▶ [Prompt]: Check each line below for the word "getting", and copy those that have it.

==== Stored records ====

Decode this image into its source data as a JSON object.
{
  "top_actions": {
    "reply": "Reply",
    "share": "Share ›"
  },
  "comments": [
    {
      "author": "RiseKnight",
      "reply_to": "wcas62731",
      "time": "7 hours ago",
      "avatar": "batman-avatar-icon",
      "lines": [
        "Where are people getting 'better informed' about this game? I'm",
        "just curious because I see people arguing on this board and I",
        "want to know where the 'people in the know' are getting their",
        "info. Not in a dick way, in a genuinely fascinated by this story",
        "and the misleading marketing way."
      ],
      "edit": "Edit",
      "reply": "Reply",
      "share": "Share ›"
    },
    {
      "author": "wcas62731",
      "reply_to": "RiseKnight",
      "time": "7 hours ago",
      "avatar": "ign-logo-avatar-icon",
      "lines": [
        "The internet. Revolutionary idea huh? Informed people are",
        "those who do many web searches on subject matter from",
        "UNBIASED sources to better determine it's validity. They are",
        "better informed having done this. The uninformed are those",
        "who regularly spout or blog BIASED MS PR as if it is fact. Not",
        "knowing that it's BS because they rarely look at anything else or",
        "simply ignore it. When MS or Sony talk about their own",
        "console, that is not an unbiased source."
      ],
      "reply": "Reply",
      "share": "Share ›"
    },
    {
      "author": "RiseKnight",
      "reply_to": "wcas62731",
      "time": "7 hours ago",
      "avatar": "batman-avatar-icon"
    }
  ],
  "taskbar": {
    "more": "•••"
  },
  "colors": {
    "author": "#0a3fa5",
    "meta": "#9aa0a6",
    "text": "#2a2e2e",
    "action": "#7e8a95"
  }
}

====

▶ [Finished exercise]:
        "Where are people getting 'better informed' about this game? I'm",
        "want to know where the 'people in the know' are getting their",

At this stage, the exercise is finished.